Begin Provided records
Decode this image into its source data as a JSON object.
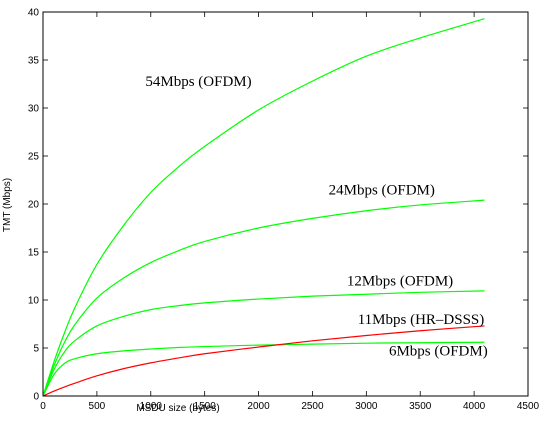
{
  "chart_data": {
    "type": "line",
    "title": "",
    "xlabel": "MSDU size (bytes)",
    "ylabel": "TMT (Mbps)",
    "xlim": [
      0,
      4500
    ],
    "ylim": [
      0,
      40
    ],
    "xticks": [
      0,
      500,
      1000,
      1500,
      2000,
      2500,
      3000,
      3500,
      4000,
      4500
    ],
    "yticks": [
      0,
      5,
      10,
      15,
      20,
      25,
      30,
      35,
      40
    ],
    "grid": false,
    "legend": "none",
    "series": [
      {
        "name": "54Mbps (OFDM)",
        "color": "#00ff00",
        "x": [
          0,
          100,
          200,
          300,
          500,
          750,
          1000,
          1250,
          1500,
          2000,
          2500,
          3000,
          3500,
          4096
        ],
        "y": [
          0,
          3.5,
          6.6,
          9.3,
          13.7,
          17.8,
          21.2,
          23.8,
          26.0,
          29.8,
          32.8,
          35.4,
          37.3,
          39.3
        ]
      },
      {
        "name": "24Mbps (OFDM)",
        "color": "#00ff00",
        "x": [
          0,
          100,
          200,
          300,
          500,
          750,
          1000,
          1250,
          1500,
          2000,
          2500,
          3000,
          3500,
          4096
        ],
        "y": [
          0,
          3.1,
          5.6,
          7.5,
          10.2,
          12.3,
          13.9,
          15.1,
          16.1,
          17.5,
          18.5,
          19.3,
          19.9,
          20.4
        ]
      },
      {
        "name": "12Mbps (OFDM)",
        "color": "#00ff00",
        "x": [
          0,
          100,
          200,
          300,
          500,
          750,
          1000,
          1250,
          1500,
          2000,
          2500,
          3000,
          3500,
          4096
        ],
        "y": [
          0,
          2.7,
          4.6,
          5.8,
          7.3,
          8.3,
          9.0,
          9.4,
          9.7,
          10.1,
          10.4,
          10.6,
          10.8,
          10.95
        ]
      },
      {
        "name": "6Mbps (OFDM)",
        "color": "#00ff00",
        "x": [
          0,
          100,
          200,
          300,
          500,
          750,
          1000,
          1250,
          1500,
          2000,
          2500,
          3000,
          3500,
          4096
        ],
        "y": [
          0,
          2.2,
          3.4,
          3.9,
          4.4,
          4.7,
          4.9,
          5.05,
          5.15,
          5.3,
          5.4,
          5.5,
          5.55,
          5.6
        ]
      },
      {
        "name": "11Mbps (HR–DSSS)",
        "color": "#ff0000",
        "x": [
          0,
          100,
          200,
          300,
          500,
          750,
          1000,
          1250,
          1500,
          2000,
          2500,
          3000,
          3500,
          4096
        ],
        "y": [
          0,
          0.5,
          0.95,
          1.35,
          2.1,
          2.85,
          3.45,
          3.95,
          4.4,
          5.1,
          5.75,
          6.3,
          6.8,
          7.3
        ]
      }
    ],
    "annotations": [
      {
        "text": "54Mbps (OFDM)",
        "x": 950,
        "y": 32.3
      },
      {
        "text": "24Mbps (OFDM)",
        "x": 2650,
        "y": 21.0
      },
      {
        "text": "12Mbps (OFDM)",
        "x": 2820,
        "y": 11.5
      },
      {
        "text": "11Mbps (HR–DSSS)",
        "x": 2920,
        "y": 7.5
      },
      {
        "text": "6Mbps (OFDM)",
        "x": 3210,
        "y": 4.2
      }
    ]
  }
}
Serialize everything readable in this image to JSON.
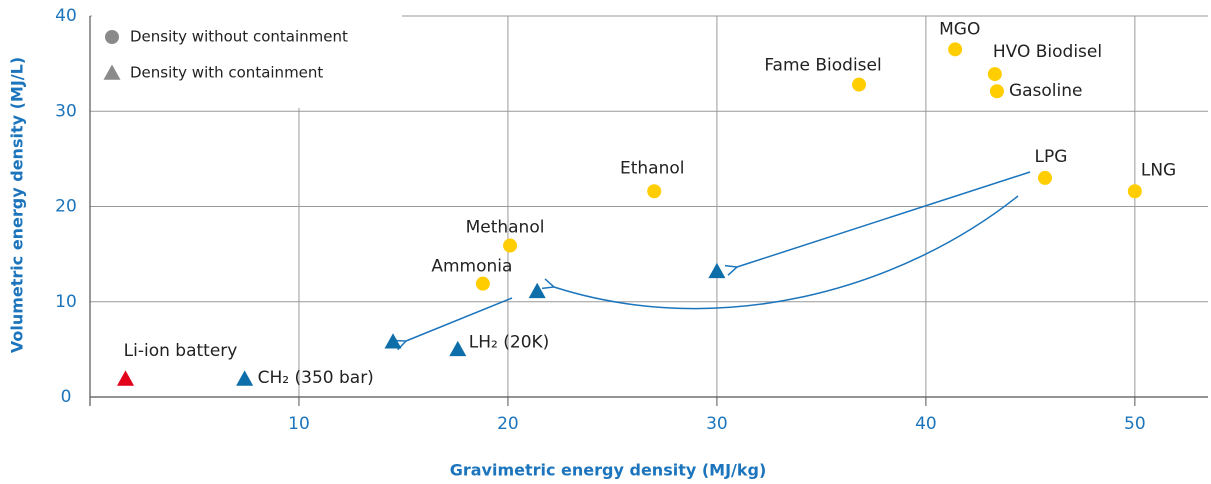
{
  "chart_data": {
    "type": "scatter",
    "xlabel": "Gravimetric energy density (MJ/kg)",
    "ylabel": "Volumetric energy density (MJ/L)",
    "xlim": [
      0,
      53.5
    ],
    "xticks": [
      10,
      20,
      30,
      40,
      50
    ],
    "ylim": [
      0,
      40
    ],
    "yticks": [
      0,
      10,
      20,
      30,
      40
    ],
    "grid": true,
    "legend": "upper left",
    "legend_color": "#8a8a8a",
    "series": [
      {
        "name": "Density without containment",
        "marker": "circle",
        "color": "#ffcd00",
        "x": [
          41.4,
          43.3,
          43.4,
          36.8,
          27,
          45.7,
          50,
          20.1,
          18.8
        ],
        "values": [
          36.5,
          33.9,
          32.1,
          32.8,
          21.6,
          23,
          21.6,
          15.9,
          11.9
        ],
        "labels": [
          "MGO",
          "HVO Biodisel",
          "Gasoline",
          "Fame Biodisel",
          "Ethanol",
          "LPG",
          "LNG",
          "Methanol",
          "Ammonia"
        ]
      },
      {
        "name": "Density with containment",
        "marker": "triangle",
        "color": "#0e6ea9",
        "colors": [
          "#0e6ea9",
          "#0e6ea9",
          "#0e6ea9",
          "#0e6ea9",
          "#0e6ea9",
          "#e3001b"
        ],
        "x": [
          30,
          21.4,
          14.5,
          17.6,
          7.4,
          1.7
        ],
        "values": [
          13.2,
          11.1,
          5.8,
          5,
          1.9,
          1.9
        ],
        "labels": [
          null,
          null,
          null,
          "LH₂ (20K)",
          "CH₂ (350 bar)",
          "Li-ion battery"
        ]
      }
    ]
  }
}
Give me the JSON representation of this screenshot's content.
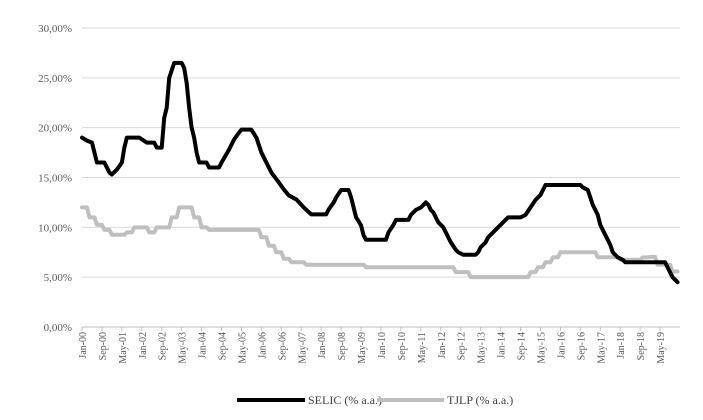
{
  "chart_data": {
    "type": "line",
    "title": "",
    "xlabel": "",
    "ylabel": "",
    "ylim": [
      0,
      30
    ],
    "y_ticks": [
      "0,00%",
      "5,00%",
      "10,00%",
      "15,00%",
      "20,00%",
      "25,00%",
      "30,00%"
    ],
    "x_ticks": [
      "Jan-00",
      "Sep-00",
      "May-01",
      "Jan-02",
      "Sep-02",
      "May-03",
      "Jan-04",
      "Sep-04",
      "May-05",
      "Jan-06",
      "Sep-06",
      "May-07",
      "Jan-08",
      "Sep-08",
      "May-09",
      "Jan-10",
      "Sep-10",
      "May-11",
      "Jan-12",
      "Sep-12",
      "May-13",
      "Jan-14",
      "Sep-14",
      "May-15",
      "Jan-16",
      "Sep-16",
      "May-17",
      "Jan-18",
      "Sep-18",
      "May-19"
    ],
    "x_range": [
      "2000-01",
      "2019-12"
    ],
    "grid": true,
    "legend_position": "bottom",
    "series": [
      {
        "name": "SELIC (% a.a.)",
        "color": "#000000",
        "points": [
          [
            "2000-01",
            19.0
          ],
          [
            "2000-03",
            18.7
          ],
          [
            "2000-05",
            18.5
          ],
          [
            "2000-06",
            17.5
          ],
          [
            "2000-07",
            16.5
          ],
          [
            "2000-10",
            16.5
          ],
          [
            "2000-12",
            15.5
          ],
          [
            "2001-01",
            15.3
          ],
          [
            "2001-03",
            15.8
          ],
          [
            "2001-05",
            16.5
          ],
          [
            "2001-06",
            18.0
          ],
          [
            "2001-07",
            19.0
          ],
          [
            "2001-12",
            19.0
          ],
          [
            "2002-03",
            18.5
          ],
          [
            "2002-06",
            18.5
          ],
          [
            "2002-07",
            18.0
          ],
          [
            "2002-09",
            18.0
          ],
          [
            "2002-10",
            21.0
          ],
          [
            "2002-11",
            22.0
          ],
          [
            "2002-12",
            25.0
          ],
          [
            "2003-02",
            26.5
          ],
          [
            "2003-05",
            26.5
          ],
          [
            "2003-06",
            26.0
          ],
          [
            "2003-07",
            24.5
          ],
          [
            "2003-08",
            22.0
          ],
          [
            "2003-09",
            20.0
          ],
          [
            "2003-10",
            19.0
          ],
          [
            "2003-11",
            17.5
          ],
          [
            "2003-12",
            16.5
          ],
          [
            "2004-03",
            16.5
          ],
          [
            "2004-04",
            16.0
          ],
          [
            "2004-08",
            16.0
          ],
          [
            "2004-09",
            16.5
          ],
          [
            "2004-12",
            17.8
          ],
          [
            "2005-02",
            18.8
          ],
          [
            "2005-04",
            19.5
          ],
          [
            "2005-05",
            19.8
          ],
          [
            "2005-09",
            19.8
          ],
          [
            "2005-11",
            19.0
          ],
          [
            "2006-01",
            17.5
          ],
          [
            "2006-03",
            16.5
          ],
          [
            "2006-05",
            15.5
          ],
          [
            "2006-08",
            14.5
          ],
          [
            "2006-10",
            13.8
          ],
          [
            "2006-12",
            13.2
          ],
          [
            "2007-03",
            12.8
          ],
          [
            "2007-06",
            12.0
          ],
          [
            "2007-09",
            11.3
          ],
          [
            "2007-12",
            11.3
          ],
          [
            "2008-03",
            11.3
          ],
          [
            "2008-04",
            11.8
          ],
          [
            "2008-06",
            12.5
          ],
          [
            "2008-07",
            13.0
          ],
          [
            "2008-09",
            13.75
          ],
          [
            "2008-12",
            13.75
          ],
          [
            "2009-01",
            13.0
          ],
          [
            "2009-02",
            12.0
          ],
          [
            "2009-03",
            11.0
          ],
          [
            "2009-05",
            10.2
          ],
          [
            "2009-06",
            9.2
          ],
          [
            "2009-07",
            8.75
          ],
          [
            "2010-03",
            8.75
          ],
          [
            "2010-04",
            9.5
          ],
          [
            "2010-06",
            10.25
          ],
          [
            "2010-07",
            10.75
          ],
          [
            "2010-12",
            10.75
          ],
          [
            "2011-01",
            11.25
          ],
          [
            "2011-03",
            11.75
          ],
          [
            "2011-05",
            12.0
          ],
          [
            "2011-06",
            12.25
          ],
          [
            "2011-07",
            12.5
          ],
          [
            "2011-08",
            12.25
          ],
          [
            "2011-09",
            11.75
          ],
          [
            "2011-10",
            11.5
          ],
          [
            "2011-11",
            11.0
          ],
          [
            "2011-12",
            10.5
          ],
          [
            "2012-02",
            10.0
          ],
          [
            "2012-03",
            9.5
          ],
          [
            "2012-05",
            8.5
          ],
          [
            "2012-07",
            7.75
          ],
          [
            "2012-08",
            7.5
          ],
          [
            "2012-10",
            7.25
          ],
          [
            "2013-03",
            7.25
          ],
          [
            "2013-04",
            7.5
          ],
          [
            "2013-05",
            8.0
          ],
          [
            "2013-07",
            8.5
          ],
          [
            "2013-08",
            9.0
          ],
          [
            "2013-10",
            9.5
          ],
          [
            "2013-12",
            10.0
          ],
          [
            "2014-02",
            10.5
          ],
          [
            "2014-04",
            11.0
          ],
          [
            "2014-09",
            11.0
          ],
          [
            "2014-11",
            11.25
          ],
          [
            "2015-01",
            12.0
          ],
          [
            "2015-03",
            12.75
          ],
          [
            "2015-05",
            13.25
          ],
          [
            "2015-06",
            13.75
          ],
          [
            "2015-07",
            14.25
          ],
          [
            "2016-09",
            14.25
          ],
          [
            "2016-10",
            14.0
          ],
          [
            "2016-12",
            13.75
          ],
          [
            "2017-01",
            13.0
          ],
          [
            "2017-02",
            12.25
          ],
          [
            "2017-04",
            11.25
          ],
          [
            "2017-05",
            10.25
          ],
          [
            "2017-07",
            9.25
          ],
          [
            "2017-09",
            8.25
          ],
          [
            "2017-10",
            7.5
          ],
          [
            "2017-12",
            7.0
          ],
          [
            "2018-02",
            6.75
          ],
          [
            "2018-03",
            6.5
          ],
          [
            "2019-07",
            6.5
          ],
          [
            "2019-08",
            6.0
          ],
          [
            "2019-09",
            5.5
          ],
          [
            "2019-10",
            5.0
          ],
          [
            "2019-11",
            4.75
          ],
          [
            "2019-12",
            4.5
          ]
        ]
      },
      {
        "name": "TJLP (% a.a.)",
        "color": "#bfbfbf",
        "points": [
          [
            "2000-01",
            12.0
          ],
          [
            "2000-03",
            12.0
          ],
          [
            "2000-04",
            11.0
          ],
          [
            "2000-06",
            11.0
          ],
          [
            "2000-07",
            10.25
          ],
          [
            "2000-09",
            10.25
          ],
          [
            "2000-10",
            9.75
          ],
          [
            "2000-12",
            9.75
          ],
          [
            "2001-01",
            9.25
          ],
          [
            "2001-06",
            9.25
          ],
          [
            "2001-07",
            9.5
          ],
          [
            "2001-09",
            9.5
          ],
          [
            "2001-10",
            10.0
          ],
          [
            "2002-03",
            10.0
          ],
          [
            "2002-04",
            9.5
          ],
          [
            "2002-06",
            9.5
          ],
          [
            "2002-07",
            10.0
          ],
          [
            "2002-12",
            10.0
          ],
          [
            "2003-01",
            11.0
          ],
          [
            "2003-03",
            11.0
          ],
          [
            "2003-04",
            12.0
          ],
          [
            "2003-09",
            12.0
          ],
          [
            "2003-10",
            11.0
          ],
          [
            "2003-12",
            11.0
          ],
          [
            "2004-01",
            10.0
          ],
          [
            "2004-03",
            10.0
          ],
          [
            "2004-04",
            9.75
          ],
          [
            "2005-12",
            9.75
          ],
          [
            "2006-01",
            9.0
          ],
          [
            "2006-03",
            9.0
          ],
          [
            "2006-04",
            8.15
          ],
          [
            "2006-06",
            8.15
          ],
          [
            "2006-07",
            7.5
          ],
          [
            "2006-09",
            7.5
          ],
          [
            "2006-10",
            6.85
          ],
          [
            "2006-12",
            6.85
          ],
          [
            "2007-01",
            6.5
          ],
          [
            "2007-06",
            6.5
          ],
          [
            "2007-07",
            6.25
          ],
          [
            "2009-06",
            6.25
          ],
          [
            "2009-07",
            6.0
          ],
          [
            "2012-06",
            6.0
          ],
          [
            "2012-07",
            5.5
          ],
          [
            "2012-12",
            5.5
          ],
          [
            "2013-01",
            5.0
          ],
          [
            "2014-12",
            5.0
          ],
          [
            "2015-01",
            5.5
          ],
          [
            "2015-03",
            5.5
          ],
          [
            "2015-04",
            6.0
          ],
          [
            "2015-06",
            6.0
          ],
          [
            "2015-07",
            6.5
          ],
          [
            "2015-09",
            6.5
          ],
          [
            "2015-10",
            7.0
          ],
          [
            "2015-12",
            7.0
          ],
          [
            "2016-01",
            7.5
          ],
          [
            "2016-12",
            7.5
          ],
          [
            "2017-01",
            7.5
          ],
          [
            "2017-03",
            7.5
          ],
          [
            "2017-04",
            7.0
          ],
          [
            "2017-12",
            7.0
          ],
          [
            "2018-01",
            6.75
          ],
          [
            "2018-09",
            6.75
          ],
          [
            "2018-10",
            6.98
          ],
          [
            "2018-12",
            6.98
          ],
          [
            "2019-01",
            7.03
          ],
          [
            "2019-03",
            7.03
          ],
          [
            "2019-04",
            6.26
          ],
          [
            "2019-09",
            6.26
          ],
          [
            "2019-10",
            5.57
          ],
          [
            "2019-12",
            5.57
          ]
        ]
      }
    ]
  }
}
End Provided records
To do:
Filter out every line that lacks the word "energy", and copy the rest.

Output of the task:
    "xlabel": "Gravimetric energy density (MJ/kg)",
    "ylabel": "Volumetric energy density (MJ/L)",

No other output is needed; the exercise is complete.